• **Task**:
What follows are records. Restate all of them word for word.

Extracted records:
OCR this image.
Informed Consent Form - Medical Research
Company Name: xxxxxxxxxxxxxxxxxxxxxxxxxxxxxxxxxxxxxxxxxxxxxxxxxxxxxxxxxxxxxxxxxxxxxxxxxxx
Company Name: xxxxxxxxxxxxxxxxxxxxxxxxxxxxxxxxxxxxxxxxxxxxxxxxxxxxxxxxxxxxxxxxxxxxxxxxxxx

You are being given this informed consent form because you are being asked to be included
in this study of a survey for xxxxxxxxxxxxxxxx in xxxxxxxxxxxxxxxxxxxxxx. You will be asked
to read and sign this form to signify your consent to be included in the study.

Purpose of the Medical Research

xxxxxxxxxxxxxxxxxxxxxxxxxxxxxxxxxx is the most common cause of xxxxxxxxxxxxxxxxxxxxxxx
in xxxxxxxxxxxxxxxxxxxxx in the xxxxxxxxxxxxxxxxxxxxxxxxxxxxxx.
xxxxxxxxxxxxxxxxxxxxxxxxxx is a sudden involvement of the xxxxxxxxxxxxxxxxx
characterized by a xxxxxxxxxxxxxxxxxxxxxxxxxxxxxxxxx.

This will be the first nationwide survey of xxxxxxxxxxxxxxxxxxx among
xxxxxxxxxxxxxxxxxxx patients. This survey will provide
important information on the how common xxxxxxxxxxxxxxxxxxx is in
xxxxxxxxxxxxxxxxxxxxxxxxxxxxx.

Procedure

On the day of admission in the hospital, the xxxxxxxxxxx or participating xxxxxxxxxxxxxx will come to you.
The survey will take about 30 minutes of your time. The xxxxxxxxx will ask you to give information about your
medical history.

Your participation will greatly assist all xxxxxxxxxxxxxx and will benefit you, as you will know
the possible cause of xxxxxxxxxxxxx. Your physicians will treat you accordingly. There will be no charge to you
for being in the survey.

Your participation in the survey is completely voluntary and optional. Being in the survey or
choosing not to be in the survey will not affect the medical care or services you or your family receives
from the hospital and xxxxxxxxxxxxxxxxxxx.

• **Result**:
OCR this image.
Informed Consent Form - Medical Research
Company Name: xxxxxxxxxxxxxxxxxxxxxxxxxxxxxxxxxxxxxxxxxxxxxxxxxxxxxxxxxxxxxxxxxxxxxxxxxxx
Company Name: xxxxxxxxxxxxxxxxxxxxxxxxxxxxxxxxxxxxxxxxxxxxxxxxxxxxxxxxxxxxxxxxxxxxxxxxxxx

You are being given this informed consent form because you are being asked to be included
in this study of a survey for xxxxxxxxxxxxxxxx in xxxxxxxxxxxxxxxxxxxxxx. You will be asked
to read and sign this form to signify your consent to be included in the study.

Purpose of the Medical Research

xxxxxxxxxxxxxxxxxxxxxxxxxxxxxxxxxx is the most common cause of xxxxxxxxxxxxxxxxxxxxxxx
in xxxxxxxxxxxxxxxxxxxxx in the xxxxxxxxxxxxxxxxxxxxxxxxxxxxxx.
xxxxxxxxxxxxxxxxxxxxxxxxxx is a sudden involvement of the xxxxxxxxxxxxxxxxx
characterized by a xxxxxxxxxxxxxxxxxxxxxxxxxxxxxxxxx.

This will be the first nationwide survey of xxxxxxxxxxxxxxxxxxx among
xxxxxxxxxxxxxxxxxxx patients. This survey will provide
important information on the how common xxxxxxxxxxxxxxxxxxx is in
xxxxxxxxxxxxxxxxxxxxxxxxxxxxx.

Procedure

On the day of admission in the hospital, the xxxxxxxxxxx or participating xxxxxxxxxxxxxx will come to you.
The survey will take about 30 minutes of your time. The xxxxxxxxx will ask you to give information about your
medical history.

Your participation will greatly assist all xxxxxxxxxxxxxx and will benefit you, as you will know
the possible cause of xxxxxxxxxxxxx. Your physicians will treat you accordingly. There will be no charge to you
for being in the survey.

Your participation in the survey is completely voluntary and optional. Being in the survey or
choosing not to be in the survey will not affect the medical care or services you or your family receives
from the hospital and xxxxxxxxxxxxxxxxxxx.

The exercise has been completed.